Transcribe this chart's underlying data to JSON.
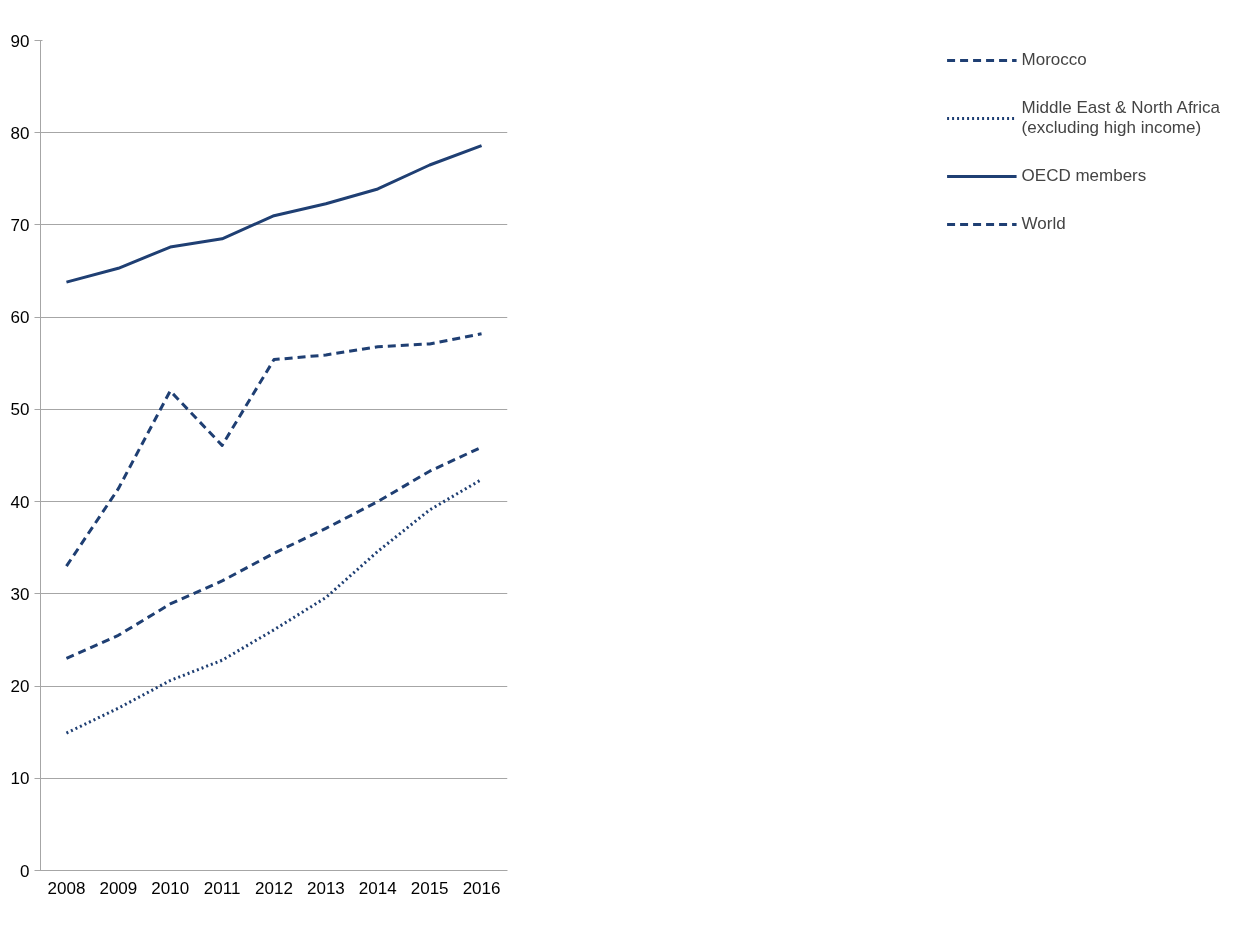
{
  "chart_data": {
    "type": "line",
    "categories": [
      "2008",
      "2009",
      "2010",
      "2011",
      "2012",
      "2013",
      "2014",
      "2015",
      "2016"
    ],
    "series": [
      {
        "name": "Morocco",
        "color": "#1f3f73",
        "line_style": "dashed",
        "values": [
          33.0,
          41.4,
          52.0,
          46.1,
          55.4,
          55.9,
          56.8,
          57.1,
          58.2
        ]
      },
      {
        "name": "Middle East & North Africa (excluding high income)",
        "color": "#1f3f73",
        "line_style": "dotted",
        "values": [
          14.9,
          17.6,
          20.6,
          22.8,
          26.1,
          29.6,
          34.6,
          39.1,
          42.4
        ]
      },
      {
        "name": "OECD members",
        "color": "#1f3f73",
        "line_style": "solid",
        "values": [
          63.8,
          65.3,
          67.6,
          68.5,
          71.0,
          72.3,
          73.9,
          76.5,
          78.6
        ]
      },
      {
        "name": "World",
        "color": "#1f3f73",
        "line_style": "dashed",
        "values": [
          23.0,
          25.5,
          28.9,
          31.4,
          34.4,
          37.1,
          40.0,
          43.3,
          45.9
        ]
      }
    ],
    "ylim": [
      0,
      90
    ],
    "yticks": [
      0,
      10,
      20,
      30,
      40,
      50,
      60,
      70,
      80,
      90
    ],
    "grid": "y",
    "legend": "right"
  }
}
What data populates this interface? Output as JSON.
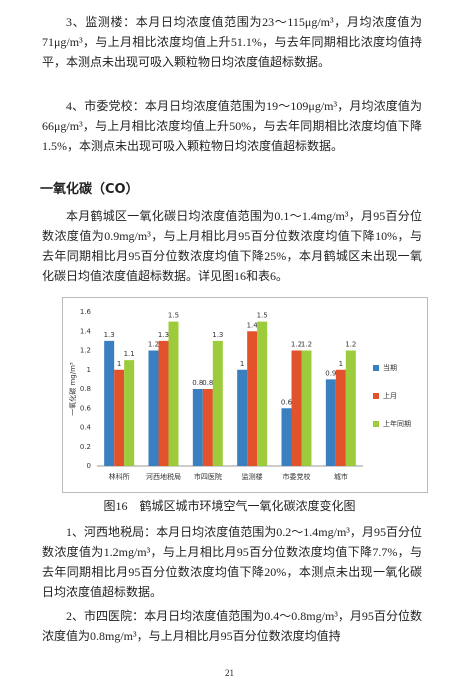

Task: Can you restate all the records above word for word while dropping the pictures?

Response for this exercise:
Transcribe this chart's underlying data to JSON.
{
  "chart_data": {
    "type": "line",
    "categories": [
      "2008",
      "2009",
      "2010",
      "2011",
      "2012",
      "2013",
      "2014",
      "2015",
      "2016"
    ],
    "series": [
      {
        "name": "Morocco",
        "color": "#1f3f73",
        "line_style": "dashed",
        "values": [
          33.0,
          41.4,
          52.0,
          46.1,
          55.4,
          55.9,
          56.8,
          57.1,
          58.2
        ]
      },
      {
        "name": "Middle East & North Africa (excluding high income)",
        "color": "#1f3f73",
        "line_style": "dotted",
        "values": [
          14.9,
          17.6,
          20.6,
          22.8,
          26.1,
          29.6,
          34.6,
          39.1,
          42.4
        ]
      },
      {
        "name": "OECD members",
        "color": "#1f3f73",
        "line_style": "solid",
        "values": [
          63.8,
          65.3,
          67.6,
          68.5,
          71.0,
          72.3,
          73.9,
          76.5,
          78.6
        ]
      },
      {
        "name": "World",
        "color": "#1f3f73",
        "line_style": "dashed",
        "values": [
          23.0,
          25.5,
          28.9,
          31.4,
          34.4,
          37.1,
          40.0,
          43.3,
          45.9
        ]
      }
    ],
    "ylim": [
      0,
      90
    ],
    "yticks": [
      0,
      10,
      20,
      30,
      40,
      50,
      60,
      70,
      80,
      90
    ],
    "grid": "y",
    "legend": "right"
  }
}
What data populates this interface? Output as JSON.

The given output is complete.